[A block of data]
※

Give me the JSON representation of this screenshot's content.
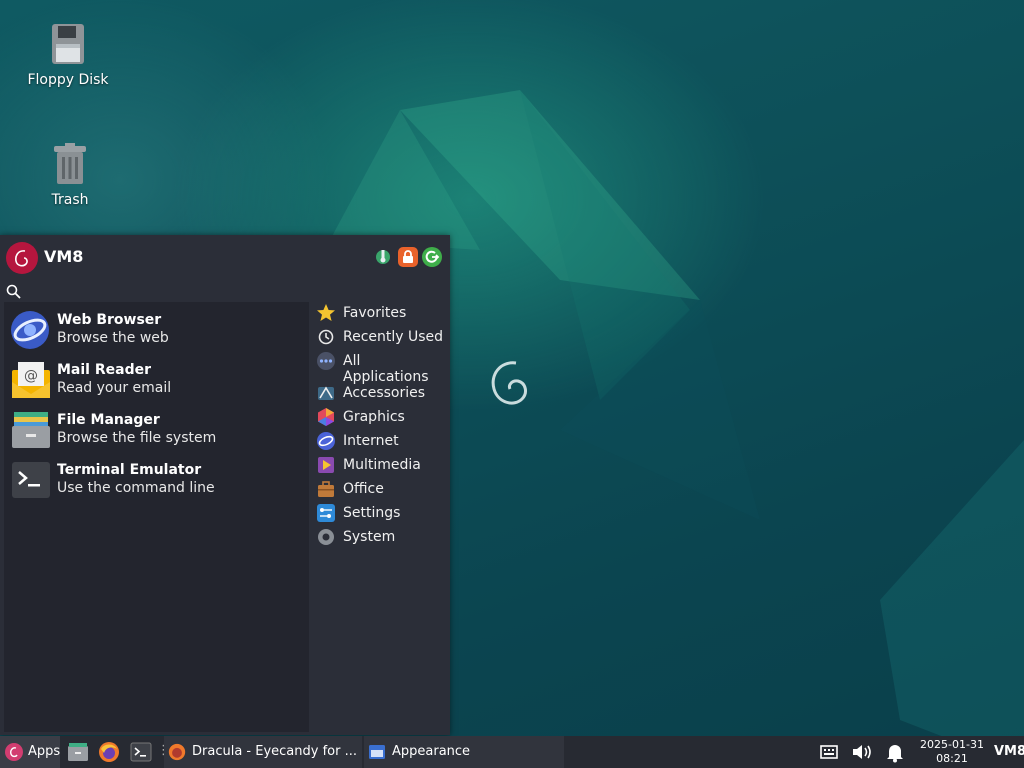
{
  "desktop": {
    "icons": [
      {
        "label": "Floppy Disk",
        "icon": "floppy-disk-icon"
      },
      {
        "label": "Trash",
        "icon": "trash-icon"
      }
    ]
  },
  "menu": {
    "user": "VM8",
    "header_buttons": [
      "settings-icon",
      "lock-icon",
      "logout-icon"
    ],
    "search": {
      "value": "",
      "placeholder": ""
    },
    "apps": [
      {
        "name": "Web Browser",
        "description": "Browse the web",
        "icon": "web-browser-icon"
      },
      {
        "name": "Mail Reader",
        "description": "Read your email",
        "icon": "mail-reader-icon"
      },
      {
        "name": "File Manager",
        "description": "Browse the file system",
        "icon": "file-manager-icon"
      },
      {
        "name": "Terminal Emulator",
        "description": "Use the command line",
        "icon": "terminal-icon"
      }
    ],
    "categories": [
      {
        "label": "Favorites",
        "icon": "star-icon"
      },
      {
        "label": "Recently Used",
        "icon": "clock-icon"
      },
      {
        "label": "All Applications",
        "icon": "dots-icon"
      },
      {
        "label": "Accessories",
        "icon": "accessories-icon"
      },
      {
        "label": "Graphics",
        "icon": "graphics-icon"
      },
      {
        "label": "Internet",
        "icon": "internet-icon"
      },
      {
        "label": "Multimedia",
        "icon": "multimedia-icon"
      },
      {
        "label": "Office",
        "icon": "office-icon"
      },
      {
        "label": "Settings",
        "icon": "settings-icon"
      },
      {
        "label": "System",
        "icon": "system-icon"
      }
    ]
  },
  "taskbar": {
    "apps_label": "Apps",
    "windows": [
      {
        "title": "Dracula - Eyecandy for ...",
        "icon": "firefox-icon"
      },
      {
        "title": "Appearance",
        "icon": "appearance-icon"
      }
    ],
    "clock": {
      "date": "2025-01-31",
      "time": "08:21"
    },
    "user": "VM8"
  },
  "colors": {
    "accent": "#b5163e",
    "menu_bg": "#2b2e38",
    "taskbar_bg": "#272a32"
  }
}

※

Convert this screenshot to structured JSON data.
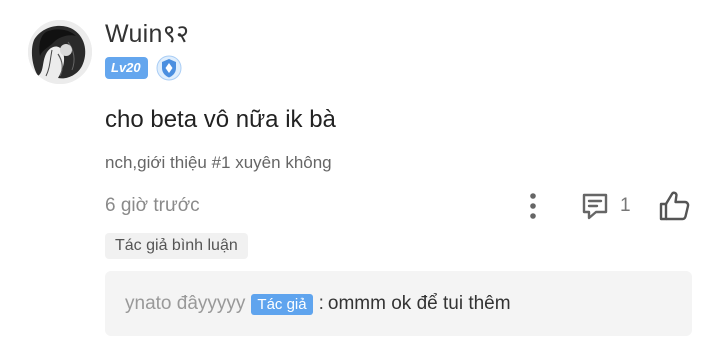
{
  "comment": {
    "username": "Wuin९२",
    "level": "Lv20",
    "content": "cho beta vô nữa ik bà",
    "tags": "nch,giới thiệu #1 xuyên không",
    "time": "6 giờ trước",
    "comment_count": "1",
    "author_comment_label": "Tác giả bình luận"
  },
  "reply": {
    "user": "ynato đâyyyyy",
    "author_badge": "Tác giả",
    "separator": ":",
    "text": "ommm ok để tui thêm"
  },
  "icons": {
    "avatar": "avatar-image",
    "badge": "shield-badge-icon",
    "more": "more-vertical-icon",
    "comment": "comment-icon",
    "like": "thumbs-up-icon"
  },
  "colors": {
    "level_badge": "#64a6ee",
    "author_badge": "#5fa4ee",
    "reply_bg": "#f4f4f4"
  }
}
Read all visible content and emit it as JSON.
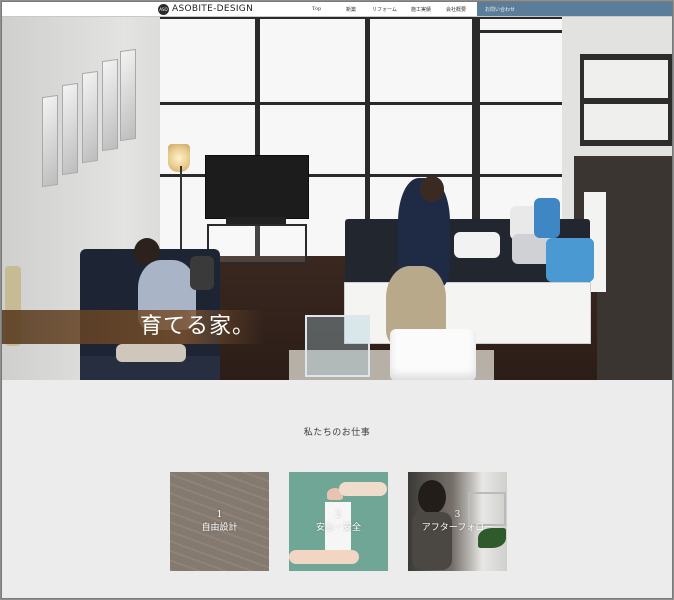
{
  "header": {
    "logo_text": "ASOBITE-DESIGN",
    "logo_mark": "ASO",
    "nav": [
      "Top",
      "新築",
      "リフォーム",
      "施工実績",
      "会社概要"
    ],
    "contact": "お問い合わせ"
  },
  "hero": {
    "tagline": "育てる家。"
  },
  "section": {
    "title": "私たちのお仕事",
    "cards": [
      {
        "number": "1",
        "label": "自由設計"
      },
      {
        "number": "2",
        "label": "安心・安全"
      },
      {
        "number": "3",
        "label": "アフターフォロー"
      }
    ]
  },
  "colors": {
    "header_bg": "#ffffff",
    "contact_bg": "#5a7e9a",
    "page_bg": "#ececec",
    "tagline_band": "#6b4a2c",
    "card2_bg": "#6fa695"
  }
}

※

:: SHORT EXERCISE ::
Look through the entries above for the word "screenshot". Copy every line where it shows up.

:: RESPONSE FOR THIS EXERCISE ::
Give me the JSON representation of this screenshot's content.
Convert this screenshot to structured JSON data.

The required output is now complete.